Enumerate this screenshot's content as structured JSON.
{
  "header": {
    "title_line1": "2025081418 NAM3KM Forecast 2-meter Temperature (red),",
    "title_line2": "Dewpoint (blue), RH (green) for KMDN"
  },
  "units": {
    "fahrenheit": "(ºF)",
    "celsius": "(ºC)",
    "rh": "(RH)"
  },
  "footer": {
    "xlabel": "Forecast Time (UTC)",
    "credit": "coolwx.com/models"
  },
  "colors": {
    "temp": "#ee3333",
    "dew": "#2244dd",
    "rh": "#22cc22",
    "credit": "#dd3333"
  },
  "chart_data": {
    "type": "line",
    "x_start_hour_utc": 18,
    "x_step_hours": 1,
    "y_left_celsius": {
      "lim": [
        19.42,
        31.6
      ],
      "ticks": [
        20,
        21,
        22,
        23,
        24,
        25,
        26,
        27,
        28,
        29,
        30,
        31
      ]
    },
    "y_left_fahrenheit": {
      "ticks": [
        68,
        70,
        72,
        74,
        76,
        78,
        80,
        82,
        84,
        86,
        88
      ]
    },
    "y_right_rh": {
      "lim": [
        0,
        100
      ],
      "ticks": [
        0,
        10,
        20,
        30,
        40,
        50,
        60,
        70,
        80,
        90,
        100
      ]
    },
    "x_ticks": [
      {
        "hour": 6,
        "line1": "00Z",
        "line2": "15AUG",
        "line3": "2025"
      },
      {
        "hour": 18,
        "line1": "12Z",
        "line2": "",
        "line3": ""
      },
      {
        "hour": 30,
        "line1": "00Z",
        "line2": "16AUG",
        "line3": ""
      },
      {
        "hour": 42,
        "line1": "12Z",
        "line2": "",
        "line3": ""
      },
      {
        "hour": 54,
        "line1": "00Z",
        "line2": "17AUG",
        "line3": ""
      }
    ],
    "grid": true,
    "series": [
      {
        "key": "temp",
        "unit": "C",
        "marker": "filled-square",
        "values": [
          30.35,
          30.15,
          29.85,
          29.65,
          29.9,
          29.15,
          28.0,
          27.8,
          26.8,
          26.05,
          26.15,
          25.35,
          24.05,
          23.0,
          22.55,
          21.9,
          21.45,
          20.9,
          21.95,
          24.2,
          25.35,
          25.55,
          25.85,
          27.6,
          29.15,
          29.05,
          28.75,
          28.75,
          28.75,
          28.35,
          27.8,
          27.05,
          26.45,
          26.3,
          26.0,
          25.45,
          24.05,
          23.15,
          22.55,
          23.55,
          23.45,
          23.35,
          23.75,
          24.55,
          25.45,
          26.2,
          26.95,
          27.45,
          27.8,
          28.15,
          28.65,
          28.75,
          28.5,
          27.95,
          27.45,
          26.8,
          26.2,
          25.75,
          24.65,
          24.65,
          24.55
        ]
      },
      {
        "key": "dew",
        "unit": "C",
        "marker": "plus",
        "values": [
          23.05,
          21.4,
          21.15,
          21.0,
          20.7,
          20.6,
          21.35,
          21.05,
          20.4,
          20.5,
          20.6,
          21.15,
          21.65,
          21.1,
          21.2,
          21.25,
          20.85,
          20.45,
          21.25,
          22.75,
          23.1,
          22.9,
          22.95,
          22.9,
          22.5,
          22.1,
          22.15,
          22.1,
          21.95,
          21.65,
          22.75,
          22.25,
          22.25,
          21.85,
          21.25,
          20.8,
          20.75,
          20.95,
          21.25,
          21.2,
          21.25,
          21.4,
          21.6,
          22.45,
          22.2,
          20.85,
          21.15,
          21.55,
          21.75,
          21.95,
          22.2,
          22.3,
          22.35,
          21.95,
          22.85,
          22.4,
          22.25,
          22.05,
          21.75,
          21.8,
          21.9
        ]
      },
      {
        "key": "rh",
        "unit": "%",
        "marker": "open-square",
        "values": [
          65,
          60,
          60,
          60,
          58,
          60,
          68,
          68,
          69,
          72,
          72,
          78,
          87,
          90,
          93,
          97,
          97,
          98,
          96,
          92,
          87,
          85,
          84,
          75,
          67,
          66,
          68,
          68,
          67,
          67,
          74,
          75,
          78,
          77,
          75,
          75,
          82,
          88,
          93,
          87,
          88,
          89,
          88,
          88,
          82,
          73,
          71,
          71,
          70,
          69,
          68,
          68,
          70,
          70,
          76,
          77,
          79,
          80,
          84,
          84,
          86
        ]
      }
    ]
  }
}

→ **What is expected**
Print the records once more, exactly as they were given.

→ **Solution for this exercise**
Enumerate this screenshot's content as structured JSON.
{
  "header": {
    "title_line1": "2025081418 NAM3KM Forecast 2-meter Temperature (red),",
    "title_line2": "Dewpoint (blue), RH (green) for KMDN"
  },
  "units": {
    "fahrenheit": "(ºF)",
    "celsius": "(ºC)",
    "rh": "(RH)"
  },
  "footer": {
    "xlabel": "Forecast Time (UTC)",
    "credit": "coolwx.com/models"
  },
  "colors": {
    "temp": "#ee3333",
    "dew": "#2244dd",
    "rh": "#22cc22",
    "credit": "#dd3333"
  },
  "chart_data": {
    "type": "line",
    "x_start_hour_utc": 18,
    "x_step_hours": 1,
    "y_left_celsius": {
      "lim": [
        19.42,
        31.6
      ],
      "ticks": [
        20,
        21,
        22,
        23,
        24,
        25,
        26,
        27,
        28,
        29,
        30,
        31
      ]
    },
    "y_left_fahrenheit": {
      "ticks": [
        68,
        70,
        72,
        74,
        76,
        78,
        80,
        82,
        84,
        86,
        88
      ]
    },
    "y_right_rh": {
      "lim": [
        0,
        100
      ],
      "ticks": [
        0,
        10,
        20,
        30,
        40,
        50,
        60,
        70,
        80,
        90,
        100
      ]
    },
    "x_ticks": [
      {
        "hour": 6,
        "line1": "00Z",
        "line2": "15AUG",
        "line3": "2025"
      },
      {
        "hour": 18,
        "line1": "12Z",
        "line2": "",
        "line3": ""
      },
      {
        "hour": 30,
        "line1": "00Z",
        "line2": "16AUG",
        "line3": ""
      },
      {
        "hour": 42,
        "line1": "12Z",
        "line2": "",
        "line3": ""
      },
      {
        "hour": 54,
        "line1": "00Z",
        "line2": "17AUG",
        "line3": ""
      }
    ],
    "grid": true,
    "series": [
      {
        "key": "temp",
        "unit": "C",
        "marker": "filled-square",
        "values": [
          30.35,
          30.15,
          29.85,
          29.65,
          29.9,
          29.15,
          28.0,
          27.8,
          26.8,
          26.05,
          26.15,
          25.35,
          24.05,
          23.0,
          22.55,
          21.9,
          21.45,
          20.9,
          21.95,
          24.2,
          25.35,
          25.55,
          25.85,
          27.6,
          29.15,
          29.05,
          28.75,
          28.75,
          28.75,
          28.35,
          27.8,
          27.05,
          26.45,
          26.3,
          26.0,
          25.45,
          24.05,
          23.15,
          22.55,
          23.55,
          23.45,
          23.35,
          23.75,
          24.55,
          25.45,
          26.2,
          26.95,
          27.45,
          27.8,
          28.15,
          28.65,
          28.75,
          28.5,
          27.95,
          27.45,
          26.8,
          26.2,
          25.75,
          24.65,
          24.65,
          24.55
        ]
      },
      {
        "key": "dew",
        "unit": "C",
        "marker": "plus",
        "values": [
          23.05,
          21.4,
          21.15,
          21.0,
          20.7,
          20.6,
          21.35,
          21.05,
          20.4,
          20.5,
          20.6,
          21.15,
          21.65,
          21.1,
          21.2,
          21.25,
          20.85,
          20.45,
          21.25,
          22.75,
          23.1,
          22.9,
          22.95,
          22.9,
          22.5,
          22.1,
          22.15,
          22.1,
          21.95,
          21.65,
          22.75,
          22.25,
          22.25,
          21.85,
          21.25,
          20.8,
          20.75,
          20.95,
          21.25,
          21.2,
          21.25,
          21.4,
          21.6,
          22.45,
          22.2,
          20.85,
          21.15,
          21.55,
          21.75,
          21.95,
          22.2,
          22.3,
          22.35,
          21.95,
          22.85,
          22.4,
          22.25,
          22.05,
          21.75,
          21.8,
          21.9
        ]
      },
      {
        "key": "rh",
        "unit": "%",
        "marker": "open-square",
        "values": [
          65,
          60,
          60,
          60,
          58,
          60,
          68,
          68,
          69,
          72,
          72,
          78,
          87,
          90,
          93,
          97,
          97,
          98,
          96,
          92,
          87,
          85,
          84,
          75,
          67,
          66,
          68,
          68,
          67,
          67,
          74,
          75,
          78,
          77,
          75,
          75,
          82,
          88,
          93,
          87,
          88,
          89,
          88,
          88,
          82,
          73,
          71,
          71,
          70,
          69,
          68,
          68,
          70,
          70,
          76,
          77,
          79,
          80,
          84,
          84,
          86
        ]
      }
    ]
  }
}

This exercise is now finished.